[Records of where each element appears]
---*---
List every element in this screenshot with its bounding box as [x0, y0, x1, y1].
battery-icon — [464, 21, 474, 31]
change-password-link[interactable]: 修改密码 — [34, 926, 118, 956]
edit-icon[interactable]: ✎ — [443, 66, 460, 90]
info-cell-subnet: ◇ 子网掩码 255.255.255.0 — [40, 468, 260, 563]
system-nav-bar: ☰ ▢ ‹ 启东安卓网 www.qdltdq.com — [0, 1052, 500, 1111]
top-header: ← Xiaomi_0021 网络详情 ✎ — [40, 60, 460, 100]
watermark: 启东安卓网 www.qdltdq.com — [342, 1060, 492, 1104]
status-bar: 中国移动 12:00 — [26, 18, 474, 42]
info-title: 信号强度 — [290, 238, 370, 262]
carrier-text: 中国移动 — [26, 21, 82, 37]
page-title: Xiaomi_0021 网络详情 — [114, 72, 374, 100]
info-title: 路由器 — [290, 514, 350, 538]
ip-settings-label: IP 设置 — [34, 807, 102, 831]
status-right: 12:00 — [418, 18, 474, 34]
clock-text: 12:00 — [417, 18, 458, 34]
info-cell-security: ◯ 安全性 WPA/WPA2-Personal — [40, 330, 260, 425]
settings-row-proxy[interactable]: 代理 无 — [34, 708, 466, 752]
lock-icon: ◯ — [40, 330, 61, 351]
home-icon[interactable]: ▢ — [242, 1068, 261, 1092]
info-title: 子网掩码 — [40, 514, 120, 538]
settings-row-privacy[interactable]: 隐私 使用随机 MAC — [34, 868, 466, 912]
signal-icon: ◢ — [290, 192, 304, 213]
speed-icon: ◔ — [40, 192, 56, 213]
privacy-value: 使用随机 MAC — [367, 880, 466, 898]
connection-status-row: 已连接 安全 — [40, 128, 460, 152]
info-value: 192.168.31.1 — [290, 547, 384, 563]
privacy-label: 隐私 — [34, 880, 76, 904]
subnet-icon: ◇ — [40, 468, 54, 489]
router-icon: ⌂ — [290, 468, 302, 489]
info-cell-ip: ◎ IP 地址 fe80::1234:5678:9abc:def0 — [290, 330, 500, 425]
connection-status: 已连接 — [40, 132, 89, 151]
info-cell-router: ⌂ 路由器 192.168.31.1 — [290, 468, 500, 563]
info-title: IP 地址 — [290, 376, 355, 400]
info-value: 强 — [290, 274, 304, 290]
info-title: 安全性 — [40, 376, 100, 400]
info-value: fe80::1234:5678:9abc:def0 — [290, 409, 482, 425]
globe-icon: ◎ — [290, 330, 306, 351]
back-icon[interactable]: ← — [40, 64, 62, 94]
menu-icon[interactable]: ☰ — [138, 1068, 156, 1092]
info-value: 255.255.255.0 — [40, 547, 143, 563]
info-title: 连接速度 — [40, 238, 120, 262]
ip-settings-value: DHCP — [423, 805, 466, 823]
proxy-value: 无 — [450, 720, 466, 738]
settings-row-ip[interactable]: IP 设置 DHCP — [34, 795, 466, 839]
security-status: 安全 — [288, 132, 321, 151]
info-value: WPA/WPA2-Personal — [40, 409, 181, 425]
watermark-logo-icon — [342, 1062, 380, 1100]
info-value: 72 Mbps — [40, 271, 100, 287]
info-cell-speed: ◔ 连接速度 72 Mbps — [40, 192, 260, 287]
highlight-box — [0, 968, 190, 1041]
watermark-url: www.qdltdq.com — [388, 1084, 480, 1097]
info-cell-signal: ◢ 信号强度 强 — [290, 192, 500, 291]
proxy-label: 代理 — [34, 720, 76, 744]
---*---
=== WHAT YOU SHOULD DO ===
Please reproduce every line of the material above word for word, with no changes.

=== EXERCISE OUTPUT ===
List every element in this screenshot with its bounding box as [x0, y0, x1, y1].
battery-icon — [464, 21, 474, 31]
change-password-link[interactable]: 修改密码 — [34, 926, 118, 956]
edit-icon[interactable]: ✎ — [443, 66, 460, 90]
info-cell-subnet: ◇ 子网掩码 255.255.255.0 — [40, 468, 260, 563]
system-nav-bar: ☰ ▢ ‹ 启东安卓网 www.qdltdq.com — [0, 1052, 500, 1111]
top-header: ← Xiaomi_0021 网络详情 ✎ — [40, 60, 460, 100]
watermark: 启东安卓网 www.qdltdq.com — [342, 1060, 492, 1104]
status-bar: 中国移动 12:00 — [26, 18, 474, 42]
info-title: 信号强度 — [290, 238, 370, 262]
carrier-text: 中国移动 — [26, 21, 82, 37]
page-title: Xiaomi_0021 网络详情 — [114, 72, 374, 100]
info-title: 路由器 — [290, 514, 350, 538]
ip-settings-label: IP 设置 — [34, 807, 102, 831]
status-right: 12:00 — [418, 18, 474, 34]
clock-text: 12:00 — [417, 18, 458, 34]
info-cell-security: ◯ 安全性 WPA/WPA2-Personal — [40, 330, 260, 425]
settings-row-proxy[interactable]: 代理 无 — [34, 708, 466, 752]
lock-icon: ◯ — [40, 330, 61, 351]
home-icon[interactable]: ▢ — [242, 1068, 261, 1092]
info-title: 子网掩码 — [40, 514, 120, 538]
settings-row-privacy[interactable]: 隐私 使用随机 MAC — [34, 868, 466, 912]
signal-icon: ◢ — [290, 192, 304, 213]
speed-icon: ◔ — [40, 192, 56, 213]
privacy-value: 使用随机 MAC — [367, 880, 466, 898]
connection-status-row: 已连接 安全 — [40, 128, 460, 152]
info-value: 192.168.31.1 — [290, 547, 384, 563]
privacy-label: 隐私 — [34, 880, 76, 904]
subnet-icon: ◇ — [40, 468, 54, 489]
router-icon: ⌂ — [290, 468, 302, 489]
info-cell-ip: ◎ IP 地址 fe80::1234:5678:9abc:def0 — [290, 330, 500, 425]
connection-status: 已连接 — [40, 132, 89, 151]
info-cell-router: ⌂ 路由器 192.168.31.1 — [290, 468, 500, 563]
info-title: IP 地址 — [290, 376, 355, 400]
info-value: 强 — [290, 274, 304, 290]
info-title: 安全性 — [40, 376, 100, 400]
info-value: fe80::1234:5678:9abc:def0 — [290, 409, 482, 425]
globe-icon: ◎ — [290, 330, 306, 351]
back-icon[interactable]: ← — [40, 64, 62, 94]
menu-icon[interactable]: ☰ — [138, 1068, 156, 1092]
info-value: 255.255.255.0 — [40, 547, 143, 563]
info-title: 连接速度 — [40, 238, 120, 262]
ip-settings-value: DHCP — [423, 805, 466, 823]
proxy-value: 无 — [450, 720, 466, 738]
settings-row-ip[interactable]: IP 设置 DHCP — [34, 795, 466, 839]
security-status: 安全 — [288, 132, 321, 151]
info-value: WPA/WPA2-Personal — [40, 409, 181, 425]
watermark-logo-icon — [342, 1062, 380, 1100]
info-value: 72 Mbps — [40, 271, 100, 287]
info-cell-speed: ◔ 连接速度 72 Mbps — [40, 192, 260, 287]
highlight-box — [0, 968, 190, 1041]
watermark-url: www.qdltdq.com — [388, 1084, 480, 1097]
info-cell-signal: ◢ 信号强度 强 — [290, 192, 500, 291]
proxy-label: 代理 — [34, 720, 76, 744]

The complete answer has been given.